Task instructions
Check every line of the entries that follow, and copy the ones containing "ΑΤΤΙΚΗΣ".

___ Supplied data

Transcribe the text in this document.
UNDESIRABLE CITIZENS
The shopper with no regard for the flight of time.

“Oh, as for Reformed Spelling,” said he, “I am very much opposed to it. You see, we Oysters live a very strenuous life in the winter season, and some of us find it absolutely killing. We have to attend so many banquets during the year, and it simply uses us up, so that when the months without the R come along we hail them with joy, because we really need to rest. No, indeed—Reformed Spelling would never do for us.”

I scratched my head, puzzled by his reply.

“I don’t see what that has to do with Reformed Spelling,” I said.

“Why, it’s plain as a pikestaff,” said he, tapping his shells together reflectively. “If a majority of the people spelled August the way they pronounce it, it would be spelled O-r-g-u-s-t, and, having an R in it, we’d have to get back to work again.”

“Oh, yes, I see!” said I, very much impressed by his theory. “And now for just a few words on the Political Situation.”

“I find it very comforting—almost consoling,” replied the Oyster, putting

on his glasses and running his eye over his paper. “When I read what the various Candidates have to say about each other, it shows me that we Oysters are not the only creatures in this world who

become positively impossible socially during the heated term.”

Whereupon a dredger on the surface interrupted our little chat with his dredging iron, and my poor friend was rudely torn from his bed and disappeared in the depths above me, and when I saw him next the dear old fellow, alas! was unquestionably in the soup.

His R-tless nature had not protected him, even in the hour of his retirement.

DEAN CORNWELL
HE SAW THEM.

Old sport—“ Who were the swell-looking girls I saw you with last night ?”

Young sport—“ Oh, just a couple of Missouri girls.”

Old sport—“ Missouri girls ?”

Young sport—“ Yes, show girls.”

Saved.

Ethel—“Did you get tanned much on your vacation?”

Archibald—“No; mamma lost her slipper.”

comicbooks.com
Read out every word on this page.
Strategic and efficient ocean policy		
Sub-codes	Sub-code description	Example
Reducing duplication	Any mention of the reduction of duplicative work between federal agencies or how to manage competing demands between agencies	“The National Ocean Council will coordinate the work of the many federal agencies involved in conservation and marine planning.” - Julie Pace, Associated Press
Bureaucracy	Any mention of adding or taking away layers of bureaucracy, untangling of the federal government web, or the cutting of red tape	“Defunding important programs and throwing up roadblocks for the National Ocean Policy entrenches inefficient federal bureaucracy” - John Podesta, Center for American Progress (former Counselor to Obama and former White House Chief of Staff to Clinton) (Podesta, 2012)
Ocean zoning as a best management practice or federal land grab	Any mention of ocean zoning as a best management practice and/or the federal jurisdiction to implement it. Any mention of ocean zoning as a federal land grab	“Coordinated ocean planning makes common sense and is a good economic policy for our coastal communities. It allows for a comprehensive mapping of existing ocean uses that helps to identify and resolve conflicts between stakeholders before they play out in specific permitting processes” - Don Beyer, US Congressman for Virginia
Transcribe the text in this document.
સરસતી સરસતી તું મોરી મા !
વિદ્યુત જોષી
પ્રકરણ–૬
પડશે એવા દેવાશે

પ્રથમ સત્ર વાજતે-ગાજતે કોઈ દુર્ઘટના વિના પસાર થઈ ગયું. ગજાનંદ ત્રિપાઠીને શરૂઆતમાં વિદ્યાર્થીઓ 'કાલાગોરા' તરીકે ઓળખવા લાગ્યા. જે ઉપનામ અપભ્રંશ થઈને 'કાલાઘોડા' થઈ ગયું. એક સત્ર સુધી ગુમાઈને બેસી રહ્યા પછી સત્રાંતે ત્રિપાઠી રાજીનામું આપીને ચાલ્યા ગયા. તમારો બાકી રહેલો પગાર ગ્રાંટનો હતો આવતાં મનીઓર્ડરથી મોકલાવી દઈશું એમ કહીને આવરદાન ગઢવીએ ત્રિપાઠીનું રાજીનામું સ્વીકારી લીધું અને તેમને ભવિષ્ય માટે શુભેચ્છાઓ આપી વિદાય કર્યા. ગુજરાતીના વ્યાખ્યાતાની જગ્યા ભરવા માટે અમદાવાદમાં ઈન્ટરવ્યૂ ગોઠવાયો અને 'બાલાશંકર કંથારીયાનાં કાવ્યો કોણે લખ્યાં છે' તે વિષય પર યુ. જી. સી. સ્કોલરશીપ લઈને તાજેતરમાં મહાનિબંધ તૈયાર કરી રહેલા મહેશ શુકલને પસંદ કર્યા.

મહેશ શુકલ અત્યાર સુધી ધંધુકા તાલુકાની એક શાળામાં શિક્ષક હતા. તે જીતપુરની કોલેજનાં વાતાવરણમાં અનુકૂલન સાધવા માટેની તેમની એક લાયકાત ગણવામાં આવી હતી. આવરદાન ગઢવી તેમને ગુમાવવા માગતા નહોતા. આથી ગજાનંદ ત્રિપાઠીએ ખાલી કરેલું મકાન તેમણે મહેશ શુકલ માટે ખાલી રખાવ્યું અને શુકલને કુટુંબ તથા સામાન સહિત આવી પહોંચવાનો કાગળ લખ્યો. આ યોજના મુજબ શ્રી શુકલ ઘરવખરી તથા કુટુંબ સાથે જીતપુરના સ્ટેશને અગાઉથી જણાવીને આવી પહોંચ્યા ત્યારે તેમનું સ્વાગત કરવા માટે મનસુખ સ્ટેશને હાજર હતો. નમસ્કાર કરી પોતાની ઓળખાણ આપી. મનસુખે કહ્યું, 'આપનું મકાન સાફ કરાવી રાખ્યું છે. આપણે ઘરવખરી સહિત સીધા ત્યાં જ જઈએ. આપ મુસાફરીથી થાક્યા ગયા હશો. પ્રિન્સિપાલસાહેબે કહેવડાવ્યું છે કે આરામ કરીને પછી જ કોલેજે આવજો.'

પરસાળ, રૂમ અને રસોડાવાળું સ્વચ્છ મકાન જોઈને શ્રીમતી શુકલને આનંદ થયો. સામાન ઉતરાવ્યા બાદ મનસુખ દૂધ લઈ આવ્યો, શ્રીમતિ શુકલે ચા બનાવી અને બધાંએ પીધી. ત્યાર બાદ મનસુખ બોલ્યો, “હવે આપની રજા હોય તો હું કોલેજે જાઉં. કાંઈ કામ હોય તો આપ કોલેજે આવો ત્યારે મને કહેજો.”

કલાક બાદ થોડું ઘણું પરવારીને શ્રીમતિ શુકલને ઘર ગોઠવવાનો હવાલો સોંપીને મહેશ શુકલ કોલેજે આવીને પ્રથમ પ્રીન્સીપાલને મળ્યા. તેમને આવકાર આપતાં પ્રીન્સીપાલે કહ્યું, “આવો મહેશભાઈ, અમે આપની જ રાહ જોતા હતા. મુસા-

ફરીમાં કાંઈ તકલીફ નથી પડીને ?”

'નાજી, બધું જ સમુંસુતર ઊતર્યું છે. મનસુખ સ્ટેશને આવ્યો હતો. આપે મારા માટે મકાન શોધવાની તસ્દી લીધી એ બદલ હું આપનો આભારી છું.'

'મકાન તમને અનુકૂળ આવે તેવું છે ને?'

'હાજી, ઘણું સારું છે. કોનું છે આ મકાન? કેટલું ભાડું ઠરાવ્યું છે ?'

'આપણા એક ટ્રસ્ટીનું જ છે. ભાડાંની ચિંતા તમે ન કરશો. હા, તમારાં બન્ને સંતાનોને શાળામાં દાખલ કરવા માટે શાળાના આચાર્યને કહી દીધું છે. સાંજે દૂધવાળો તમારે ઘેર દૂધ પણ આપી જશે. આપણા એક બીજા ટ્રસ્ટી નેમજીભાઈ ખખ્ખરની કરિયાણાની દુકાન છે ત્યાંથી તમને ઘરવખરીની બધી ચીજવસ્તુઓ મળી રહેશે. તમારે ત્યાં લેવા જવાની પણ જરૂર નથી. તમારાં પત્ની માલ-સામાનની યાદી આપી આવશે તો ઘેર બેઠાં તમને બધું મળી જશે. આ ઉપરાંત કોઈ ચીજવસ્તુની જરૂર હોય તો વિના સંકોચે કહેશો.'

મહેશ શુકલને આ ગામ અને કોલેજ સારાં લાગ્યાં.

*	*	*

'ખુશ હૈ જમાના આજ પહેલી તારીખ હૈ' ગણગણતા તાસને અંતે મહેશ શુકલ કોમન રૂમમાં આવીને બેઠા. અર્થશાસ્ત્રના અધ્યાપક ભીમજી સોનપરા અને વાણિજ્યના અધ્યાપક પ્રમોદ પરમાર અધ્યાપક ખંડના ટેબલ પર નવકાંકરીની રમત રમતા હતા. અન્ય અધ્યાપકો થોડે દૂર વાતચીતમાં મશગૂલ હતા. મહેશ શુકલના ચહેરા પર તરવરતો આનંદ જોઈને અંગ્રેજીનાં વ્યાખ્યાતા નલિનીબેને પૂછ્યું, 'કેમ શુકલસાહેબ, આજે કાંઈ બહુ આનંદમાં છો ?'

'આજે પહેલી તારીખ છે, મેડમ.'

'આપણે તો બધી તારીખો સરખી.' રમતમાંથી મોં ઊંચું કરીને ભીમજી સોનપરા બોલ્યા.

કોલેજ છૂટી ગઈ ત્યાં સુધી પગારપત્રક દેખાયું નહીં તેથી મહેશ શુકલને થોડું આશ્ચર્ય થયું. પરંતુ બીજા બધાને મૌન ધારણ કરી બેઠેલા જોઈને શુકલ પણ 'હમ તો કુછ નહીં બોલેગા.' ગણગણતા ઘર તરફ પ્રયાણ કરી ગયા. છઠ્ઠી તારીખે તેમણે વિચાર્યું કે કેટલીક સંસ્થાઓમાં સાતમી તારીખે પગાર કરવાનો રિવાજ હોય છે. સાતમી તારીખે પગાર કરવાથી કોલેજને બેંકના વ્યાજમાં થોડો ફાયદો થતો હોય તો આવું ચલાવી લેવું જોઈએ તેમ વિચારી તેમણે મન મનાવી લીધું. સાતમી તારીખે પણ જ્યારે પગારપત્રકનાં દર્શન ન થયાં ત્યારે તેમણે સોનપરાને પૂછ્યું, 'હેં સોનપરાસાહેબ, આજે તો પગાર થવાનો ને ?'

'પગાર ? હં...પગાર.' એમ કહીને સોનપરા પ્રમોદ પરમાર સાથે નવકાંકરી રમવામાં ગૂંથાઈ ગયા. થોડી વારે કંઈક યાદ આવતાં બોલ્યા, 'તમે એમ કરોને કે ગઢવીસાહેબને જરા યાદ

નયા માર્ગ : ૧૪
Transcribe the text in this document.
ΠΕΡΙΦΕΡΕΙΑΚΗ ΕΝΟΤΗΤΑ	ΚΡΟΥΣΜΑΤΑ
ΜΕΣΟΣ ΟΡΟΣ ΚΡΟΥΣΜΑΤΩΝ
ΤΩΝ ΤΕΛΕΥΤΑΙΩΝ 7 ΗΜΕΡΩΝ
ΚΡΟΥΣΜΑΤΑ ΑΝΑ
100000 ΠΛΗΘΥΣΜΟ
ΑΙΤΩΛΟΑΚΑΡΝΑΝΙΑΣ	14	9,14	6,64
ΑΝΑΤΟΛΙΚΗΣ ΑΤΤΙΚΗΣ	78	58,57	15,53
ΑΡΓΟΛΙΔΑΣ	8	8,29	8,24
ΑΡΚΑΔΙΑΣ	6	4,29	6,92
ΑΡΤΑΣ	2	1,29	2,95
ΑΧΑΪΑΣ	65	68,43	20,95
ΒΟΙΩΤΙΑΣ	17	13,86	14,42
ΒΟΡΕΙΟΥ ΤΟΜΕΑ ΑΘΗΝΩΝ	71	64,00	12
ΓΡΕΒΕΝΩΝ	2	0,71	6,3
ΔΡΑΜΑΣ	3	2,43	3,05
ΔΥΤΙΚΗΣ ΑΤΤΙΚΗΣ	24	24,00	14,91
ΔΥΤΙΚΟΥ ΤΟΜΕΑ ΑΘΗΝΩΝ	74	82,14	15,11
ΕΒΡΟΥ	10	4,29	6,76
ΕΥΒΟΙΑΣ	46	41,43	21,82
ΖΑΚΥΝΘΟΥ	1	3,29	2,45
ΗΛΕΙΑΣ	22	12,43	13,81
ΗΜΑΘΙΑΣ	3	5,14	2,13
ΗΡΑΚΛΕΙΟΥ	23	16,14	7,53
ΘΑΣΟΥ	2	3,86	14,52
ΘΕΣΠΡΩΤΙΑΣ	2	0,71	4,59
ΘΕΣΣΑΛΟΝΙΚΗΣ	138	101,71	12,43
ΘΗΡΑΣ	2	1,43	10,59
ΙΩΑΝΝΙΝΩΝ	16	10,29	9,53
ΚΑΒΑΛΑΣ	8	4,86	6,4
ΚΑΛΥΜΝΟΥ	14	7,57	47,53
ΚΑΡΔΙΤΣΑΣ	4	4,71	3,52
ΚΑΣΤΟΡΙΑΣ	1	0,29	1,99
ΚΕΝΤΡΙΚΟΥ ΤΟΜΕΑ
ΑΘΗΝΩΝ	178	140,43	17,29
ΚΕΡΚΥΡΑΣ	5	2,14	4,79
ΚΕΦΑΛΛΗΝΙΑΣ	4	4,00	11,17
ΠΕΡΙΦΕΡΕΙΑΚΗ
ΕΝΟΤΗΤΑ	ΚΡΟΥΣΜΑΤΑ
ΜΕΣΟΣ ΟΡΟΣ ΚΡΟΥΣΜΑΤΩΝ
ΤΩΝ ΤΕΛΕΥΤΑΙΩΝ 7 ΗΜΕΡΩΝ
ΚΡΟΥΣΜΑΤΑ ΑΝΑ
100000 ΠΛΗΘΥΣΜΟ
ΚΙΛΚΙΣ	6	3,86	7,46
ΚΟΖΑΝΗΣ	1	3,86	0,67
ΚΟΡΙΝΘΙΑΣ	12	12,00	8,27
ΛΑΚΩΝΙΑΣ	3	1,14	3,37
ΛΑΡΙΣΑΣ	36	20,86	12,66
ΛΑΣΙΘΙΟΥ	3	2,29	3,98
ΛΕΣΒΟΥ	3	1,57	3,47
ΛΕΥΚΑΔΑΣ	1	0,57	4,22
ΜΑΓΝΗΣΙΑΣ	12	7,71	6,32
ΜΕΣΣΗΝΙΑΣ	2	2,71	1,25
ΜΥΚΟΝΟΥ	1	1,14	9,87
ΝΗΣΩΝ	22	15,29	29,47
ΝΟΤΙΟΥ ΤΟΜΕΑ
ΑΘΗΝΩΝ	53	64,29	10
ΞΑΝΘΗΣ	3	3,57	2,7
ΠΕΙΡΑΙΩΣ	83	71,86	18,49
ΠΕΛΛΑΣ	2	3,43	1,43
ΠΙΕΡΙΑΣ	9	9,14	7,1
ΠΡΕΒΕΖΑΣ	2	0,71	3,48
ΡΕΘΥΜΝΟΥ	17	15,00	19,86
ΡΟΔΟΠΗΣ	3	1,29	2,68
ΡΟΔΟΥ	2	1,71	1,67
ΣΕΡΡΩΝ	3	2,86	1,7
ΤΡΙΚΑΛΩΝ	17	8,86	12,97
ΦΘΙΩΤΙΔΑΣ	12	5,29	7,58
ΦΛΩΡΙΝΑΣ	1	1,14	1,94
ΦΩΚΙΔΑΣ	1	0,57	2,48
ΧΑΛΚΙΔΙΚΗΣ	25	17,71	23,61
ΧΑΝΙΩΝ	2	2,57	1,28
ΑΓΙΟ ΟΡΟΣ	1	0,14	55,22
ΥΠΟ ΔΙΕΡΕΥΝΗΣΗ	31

______

Correct response
ΑΝΑΤΟΛΙΚΗΣ ΑΤΤΙΚΗΣ	78	58,57	15,53
ΔΥΤΙΚΗΣ ΑΤΤΙΚΗΣ	24	24,00	14,91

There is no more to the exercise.